**Written exercise**
Check the listing below line by line and report how many lines hold "Para", with no other words.

**Entries shown**
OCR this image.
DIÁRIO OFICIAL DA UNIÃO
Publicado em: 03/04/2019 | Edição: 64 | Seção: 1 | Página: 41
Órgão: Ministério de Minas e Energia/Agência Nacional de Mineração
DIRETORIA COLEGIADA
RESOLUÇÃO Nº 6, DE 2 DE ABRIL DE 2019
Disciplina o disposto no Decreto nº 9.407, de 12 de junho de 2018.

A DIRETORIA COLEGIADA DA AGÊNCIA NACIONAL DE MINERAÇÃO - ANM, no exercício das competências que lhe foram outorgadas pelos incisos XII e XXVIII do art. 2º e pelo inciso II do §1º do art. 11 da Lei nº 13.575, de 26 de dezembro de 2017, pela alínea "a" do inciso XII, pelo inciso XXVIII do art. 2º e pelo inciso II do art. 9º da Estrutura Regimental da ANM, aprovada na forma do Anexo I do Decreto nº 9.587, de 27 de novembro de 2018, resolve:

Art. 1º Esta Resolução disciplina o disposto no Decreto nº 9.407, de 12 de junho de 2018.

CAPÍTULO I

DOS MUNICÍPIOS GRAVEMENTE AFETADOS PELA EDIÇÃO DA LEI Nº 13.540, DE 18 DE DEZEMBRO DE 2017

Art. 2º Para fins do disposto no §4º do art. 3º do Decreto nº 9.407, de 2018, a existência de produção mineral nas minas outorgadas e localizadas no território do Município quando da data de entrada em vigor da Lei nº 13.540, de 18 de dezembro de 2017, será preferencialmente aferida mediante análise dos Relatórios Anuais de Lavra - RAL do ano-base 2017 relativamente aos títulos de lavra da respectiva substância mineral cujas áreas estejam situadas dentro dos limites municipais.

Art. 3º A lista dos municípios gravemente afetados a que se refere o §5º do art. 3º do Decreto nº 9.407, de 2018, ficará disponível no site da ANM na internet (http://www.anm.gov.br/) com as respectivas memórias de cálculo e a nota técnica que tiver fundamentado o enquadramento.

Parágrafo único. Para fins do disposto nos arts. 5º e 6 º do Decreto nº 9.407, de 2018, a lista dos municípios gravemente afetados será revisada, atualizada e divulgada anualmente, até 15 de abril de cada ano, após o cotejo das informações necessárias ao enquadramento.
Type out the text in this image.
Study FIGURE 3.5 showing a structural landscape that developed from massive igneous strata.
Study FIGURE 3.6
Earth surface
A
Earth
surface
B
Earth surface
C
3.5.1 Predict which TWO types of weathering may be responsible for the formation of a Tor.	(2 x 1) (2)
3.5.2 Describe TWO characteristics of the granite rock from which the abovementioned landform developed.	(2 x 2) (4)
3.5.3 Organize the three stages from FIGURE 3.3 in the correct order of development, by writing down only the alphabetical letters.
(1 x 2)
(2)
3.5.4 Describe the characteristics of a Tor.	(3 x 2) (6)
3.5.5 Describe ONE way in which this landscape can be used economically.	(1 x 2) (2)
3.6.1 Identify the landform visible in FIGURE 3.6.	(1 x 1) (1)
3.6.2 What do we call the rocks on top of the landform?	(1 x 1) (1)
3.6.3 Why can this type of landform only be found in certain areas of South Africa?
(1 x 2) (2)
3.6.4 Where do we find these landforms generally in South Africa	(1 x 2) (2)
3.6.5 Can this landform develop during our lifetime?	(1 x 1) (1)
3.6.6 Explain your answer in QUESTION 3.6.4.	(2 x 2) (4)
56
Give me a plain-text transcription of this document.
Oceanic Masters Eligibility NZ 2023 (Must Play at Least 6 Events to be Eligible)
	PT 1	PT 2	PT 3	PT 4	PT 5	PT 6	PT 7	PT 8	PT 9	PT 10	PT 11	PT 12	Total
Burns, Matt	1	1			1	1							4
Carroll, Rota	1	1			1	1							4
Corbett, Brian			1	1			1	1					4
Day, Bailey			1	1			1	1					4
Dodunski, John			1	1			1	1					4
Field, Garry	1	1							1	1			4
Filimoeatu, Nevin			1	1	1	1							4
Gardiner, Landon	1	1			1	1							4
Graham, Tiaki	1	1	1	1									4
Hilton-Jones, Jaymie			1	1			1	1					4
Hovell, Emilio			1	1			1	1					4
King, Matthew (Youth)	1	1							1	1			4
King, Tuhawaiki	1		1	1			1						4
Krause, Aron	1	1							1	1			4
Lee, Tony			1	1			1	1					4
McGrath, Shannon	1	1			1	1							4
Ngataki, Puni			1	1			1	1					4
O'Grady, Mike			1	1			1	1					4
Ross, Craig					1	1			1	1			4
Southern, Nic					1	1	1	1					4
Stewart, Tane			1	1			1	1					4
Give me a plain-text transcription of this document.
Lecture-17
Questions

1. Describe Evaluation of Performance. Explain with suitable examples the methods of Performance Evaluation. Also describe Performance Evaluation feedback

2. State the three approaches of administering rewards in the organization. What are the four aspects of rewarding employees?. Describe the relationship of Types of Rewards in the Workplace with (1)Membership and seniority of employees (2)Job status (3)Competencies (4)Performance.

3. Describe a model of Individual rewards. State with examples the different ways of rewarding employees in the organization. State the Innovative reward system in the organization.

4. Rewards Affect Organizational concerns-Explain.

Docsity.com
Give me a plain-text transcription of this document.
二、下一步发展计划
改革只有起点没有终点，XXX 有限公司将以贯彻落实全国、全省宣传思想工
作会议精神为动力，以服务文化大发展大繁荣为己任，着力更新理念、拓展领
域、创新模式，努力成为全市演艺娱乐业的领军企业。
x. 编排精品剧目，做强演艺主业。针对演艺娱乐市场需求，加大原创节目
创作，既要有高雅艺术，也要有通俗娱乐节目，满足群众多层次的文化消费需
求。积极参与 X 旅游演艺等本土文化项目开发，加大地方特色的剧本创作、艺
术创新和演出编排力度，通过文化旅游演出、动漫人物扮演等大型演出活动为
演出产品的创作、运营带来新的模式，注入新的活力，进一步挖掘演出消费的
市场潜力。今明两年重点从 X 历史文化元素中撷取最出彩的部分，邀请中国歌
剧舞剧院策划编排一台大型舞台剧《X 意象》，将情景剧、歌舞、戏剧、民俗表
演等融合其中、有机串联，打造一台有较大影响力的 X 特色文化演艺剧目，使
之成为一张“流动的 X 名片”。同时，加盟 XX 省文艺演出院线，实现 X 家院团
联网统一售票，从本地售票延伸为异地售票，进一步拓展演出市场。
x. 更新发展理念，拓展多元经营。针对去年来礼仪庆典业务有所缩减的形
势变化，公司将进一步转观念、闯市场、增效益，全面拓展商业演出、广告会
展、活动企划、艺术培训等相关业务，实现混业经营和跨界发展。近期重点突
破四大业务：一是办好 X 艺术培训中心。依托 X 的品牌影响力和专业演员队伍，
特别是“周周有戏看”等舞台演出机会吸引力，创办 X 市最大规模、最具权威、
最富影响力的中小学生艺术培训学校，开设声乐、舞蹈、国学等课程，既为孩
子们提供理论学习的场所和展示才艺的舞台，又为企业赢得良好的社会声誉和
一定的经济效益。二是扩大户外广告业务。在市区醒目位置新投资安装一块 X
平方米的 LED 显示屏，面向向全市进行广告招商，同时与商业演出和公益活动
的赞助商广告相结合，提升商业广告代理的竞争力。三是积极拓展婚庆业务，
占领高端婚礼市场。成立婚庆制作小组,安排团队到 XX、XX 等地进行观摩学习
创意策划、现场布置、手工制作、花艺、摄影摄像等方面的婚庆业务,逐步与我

**Answer for the task**
2